» Task statement
Every line with the word "пример" in it should be extracted from the data that follows.

Data records
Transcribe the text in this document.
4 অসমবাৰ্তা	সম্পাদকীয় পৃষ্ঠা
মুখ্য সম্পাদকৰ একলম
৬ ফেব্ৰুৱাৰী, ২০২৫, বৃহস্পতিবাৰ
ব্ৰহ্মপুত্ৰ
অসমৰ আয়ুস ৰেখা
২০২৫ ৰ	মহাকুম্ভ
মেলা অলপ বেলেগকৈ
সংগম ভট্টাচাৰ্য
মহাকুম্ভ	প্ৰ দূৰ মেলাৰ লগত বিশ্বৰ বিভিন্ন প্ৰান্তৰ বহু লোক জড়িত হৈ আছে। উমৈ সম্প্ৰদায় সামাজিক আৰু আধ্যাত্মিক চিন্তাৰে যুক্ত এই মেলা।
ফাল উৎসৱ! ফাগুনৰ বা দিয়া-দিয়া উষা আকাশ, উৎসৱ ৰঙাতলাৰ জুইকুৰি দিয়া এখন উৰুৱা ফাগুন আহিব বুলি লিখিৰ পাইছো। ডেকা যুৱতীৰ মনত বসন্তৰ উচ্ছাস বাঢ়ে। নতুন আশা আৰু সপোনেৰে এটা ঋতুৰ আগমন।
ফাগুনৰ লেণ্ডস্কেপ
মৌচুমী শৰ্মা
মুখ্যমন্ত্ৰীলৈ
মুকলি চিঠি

==

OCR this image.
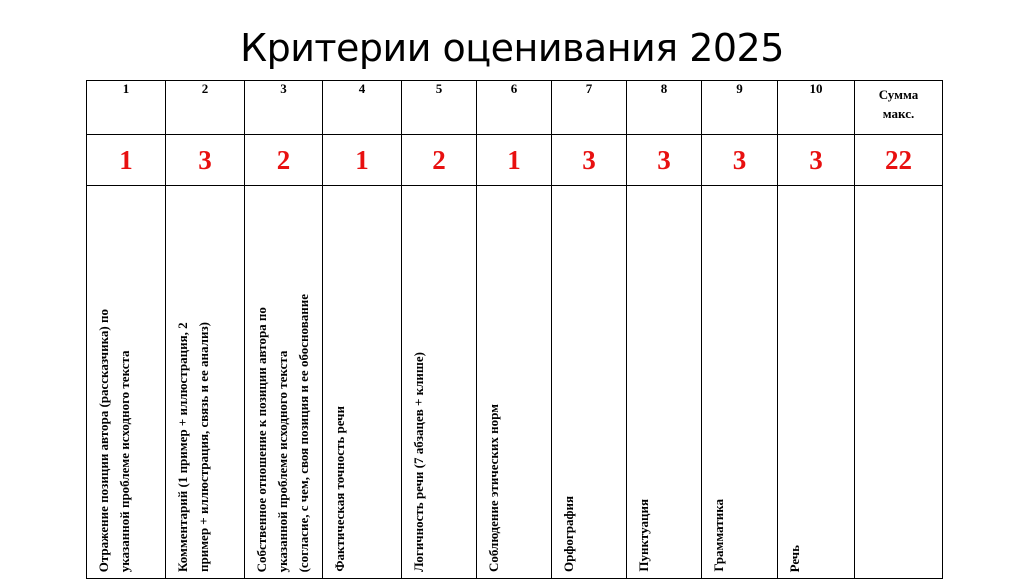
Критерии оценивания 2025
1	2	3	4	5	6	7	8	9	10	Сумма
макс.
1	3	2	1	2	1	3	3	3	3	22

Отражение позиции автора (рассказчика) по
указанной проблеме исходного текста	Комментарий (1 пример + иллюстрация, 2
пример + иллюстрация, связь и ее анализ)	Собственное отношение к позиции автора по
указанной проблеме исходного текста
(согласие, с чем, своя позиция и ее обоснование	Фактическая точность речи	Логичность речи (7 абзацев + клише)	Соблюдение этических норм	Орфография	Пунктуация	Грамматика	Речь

» Solution to the problem
указанной проблеме исходного текста	Комментарий (1 пример + иллюстрация, 2
пример + иллюстрация, связь и ее анализ)	Собственное отношение к позиции автора по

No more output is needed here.